Structured figure records:
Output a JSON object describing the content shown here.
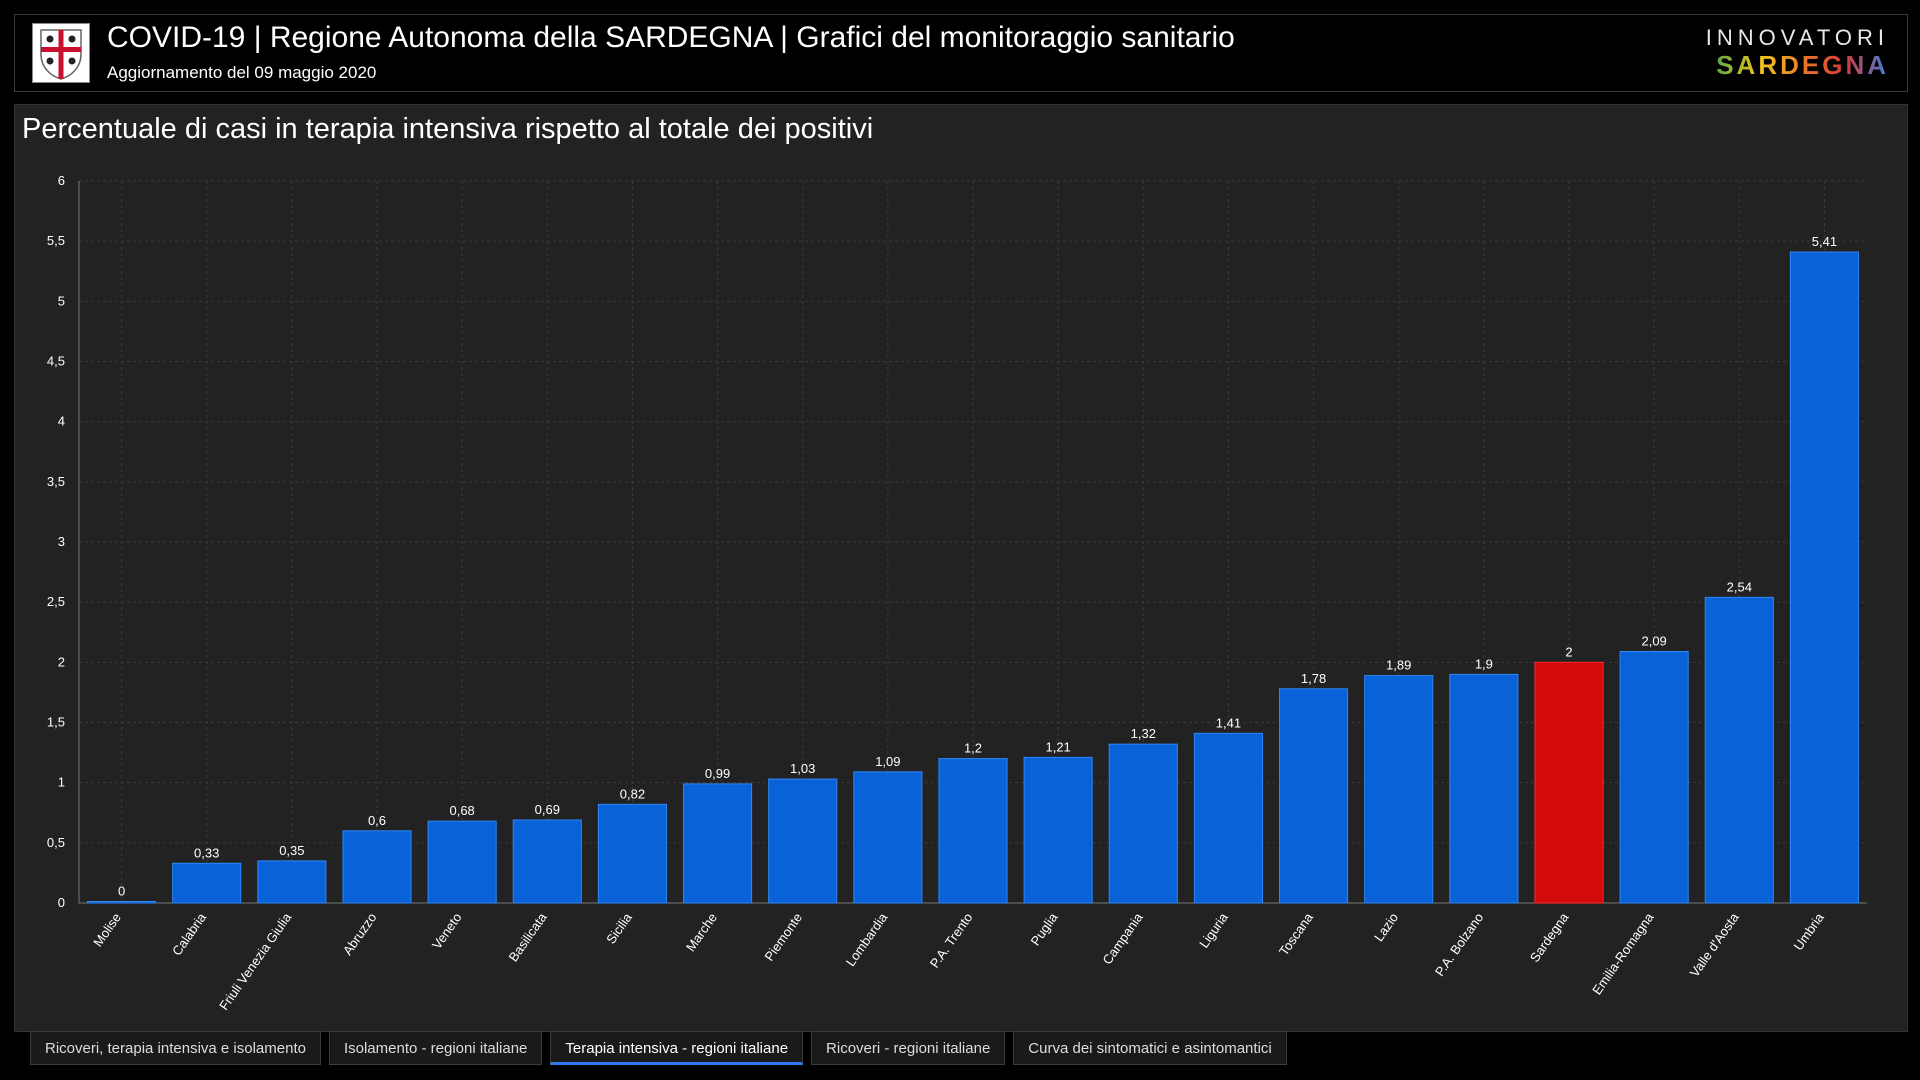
{
  "header": {
    "title": "COVID-19 | Regione Autonoma della SARDEGNA | Grafici del monitoraggio sanitario",
    "subtitle": "Aggiornamento del 09 maggio 2020",
    "logo_top": "INNOVATORI",
    "logo_bottom": "SARDEGNA"
  },
  "colors": {
    "bar": "#0a62d8",
    "bar_border": "#2f86f5",
    "highlight": "#d30a0a",
    "highlight_border": "#ff2a2a",
    "grid": "#3a3a3a",
    "text": "#ffffff"
  },
  "chart_data": {
    "type": "bar",
    "title": "Percentuale di casi in terapia intensiva rispetto al totale dei positivi",
    "categories": [
      "Molise",
      "Calabria",
      "Friuli Venezia Giulia",
      "Abruzzo",
      "Veneto",
      "Basilicata",
      "Sicilia",
      "Marche",
      "Piemonte",
      "Lombardia",
      "P.A. Trento",
      "Puglia",
      "Campania",
      "Liguria",
      "Toscana",
      "Lazio",
      "P.A. Bolzano",
      "Sardegna",
      "Emilia-Romagna",
      "Valle d'Aosta",
      "Umbria"
    ],
    "values": [
      0,
      0.33,
      0.35,
      0.6,
      0.68,
      0.69,
      0.82,
      0.99,
      1.03,
      1.09,
      1.2,
      1.21,
      1.32,
      1.41,
      1.78,
      1.89,
      1.9,
      2,
      2.09,
      2.54,
      5.41
    ],
    "value_labels": [
      "0",
      "0,33",
      "0,35",
      "0,6",
      "0,68",
      "0,69",
      "0,82",
      "0,99",
      "1,03",
      "1,09",
      "1,2",
      "1,21",
      "1,32",
      "1,41",
      "1,78",
      "1,89",
      "1,9",
      "2",
      "2,09",
      "2,54",
      "5,41"
    ],
    "highlight": "Sardegna",
    "ylim": [
      0,
      6
    ],
    "yticks": [
      0,
      0.5,
      1,
      1.5,
      2,
      2.5,
      3,
      3.5,
      4,
      4.5,
      5,
      5.5,
      6
    ],
    "ytick_labels": [
      "0",
      "0,5",
      "1",
      "1,5",
      "2",
      "2,5",
      "3",
      "3,5",
      "4",
      "4,5",
      "5",
      "5,5",
      "6"
    ],
    "grid": true,
    "xlabel": "",
    "ylabel": ""
  },
  "tabs": [
    {
      "label": "Ricoveri, terapia intensiva e isolamento",
      "active": false
    },
    {
      "label": "Isolamento - regioni italiane",
      "active": false
    },
    {
      "label": "Terapia intensiva - regioni italiane",
      "active": true
    },
    {
      "label": "Ricoveri - regioni italiane",
      "active": false
    },
    {
      "label": "Curva dei sintomatici e asintomantici",
      "active": false
    }
  ]
}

**Objective:** Omit every picture while copying the listing above exactly.

**Written response:**
Output a JSON object describing the content shown here.
{
  "header": {
    "title": "COVID-19 | Regione Autonoma della SARDEGNA | Grafici del monitoraggio sanitario",
    "subtitle": "Aggiornamento del 09 maggio 2020",
    "logo_top": "INNOVATORI",
    "logo_bottom": "SARDEGNA"
  },
  "colors": {
    "bar": "#0a62d8",
    "bar_border": "#2f86f5",
    "highlight": "#d30a0a",
    "highlight_border": "#ff2a2a",
    "grid": "#3a3a3a",
    "text": "#ffffff"
  },
  "chart_data": {
    "type": "bar",
    "title": "Percentuale di casi in terapia intensiva rispetto al totale dei positivi",
    "categories": [
      "Molise",
      "Calabria",
      "Friuli Venezia Giulia",
      "Abruzzo",
      "Veneto",
      "Basilicata",
      "Sicilia",
      "Marche",
      "Piemonte",
      "Lombardia",
      "P.A. Trento",
      "Puglia",
      "Campania",
      "Liguria",
      "Toscana",
      "Lazio",
      "P.A. Bolzano",
      "Sardegna",
      "Emilia-Romagna",
      "Valle d'Aosta",
      "Umbria"
    ],
    "values": [
      0,
      0.33,
      0.35,
      0.6,
      0.68,
      0.69,
      0.82,
      0.99,
      1.03,
      1.09,
      1.2,
      1.21,
      1.32,
      1.41,
      1.78,
      1.89,
      1.9,
      2,
      2.09,
      2.54,
      5.41
    ],
    "value_labels": [
      "0",
      "0,33",
      "0,35",
      "0,6",
      "0,68",
      "0,69",
      "0,82",
      "0,99",
      "1,03",
      "1,09",
      "1,2",
      "1,21",
      "1,32",
      "1,41",
      "1,78",
      "1,89",
      "1,9",
      "2",
      "2,09",
      "2,54",
      "5,41"
    ],
    "highlight": "Sardegna",
    "ylim": [
      0,
      6
    ],
    "yticks": [
      0,
      0.5,
      1,
      1.5,
      2,
      2.5,
      3,
      3.5,
      4,
      4.5,
      5,
      5.5,
      6
    ],
    "ytick_labels": [
      "0",
      "0,5",
      "1",
      "1,5",
      "2",
      "2,5",
      "3",
      "3,5",
      "4",
      "4,5",
      "5",
      "5,5",
      "6"
    ],
    "grid": true,
    "xlabel": "",
    "ylabel": ""
  },
  "tabs": [
    {
      "label": "Ricoveri, terapia intensiva e isolamento",
      "active": false
    },
    {
      "label": "Isolamento - regioni italiane",
      "active": false
    },
    {
      "label": "Terapia intensiva - regioni italiane",
      "active": true
    },
    {
      "label": "Ricoveri - regioni italiane",
      "active": false
    },
    {
      "label": "Curva dei sintomatici e asintomantici",
      "active": false
    }
  ]
}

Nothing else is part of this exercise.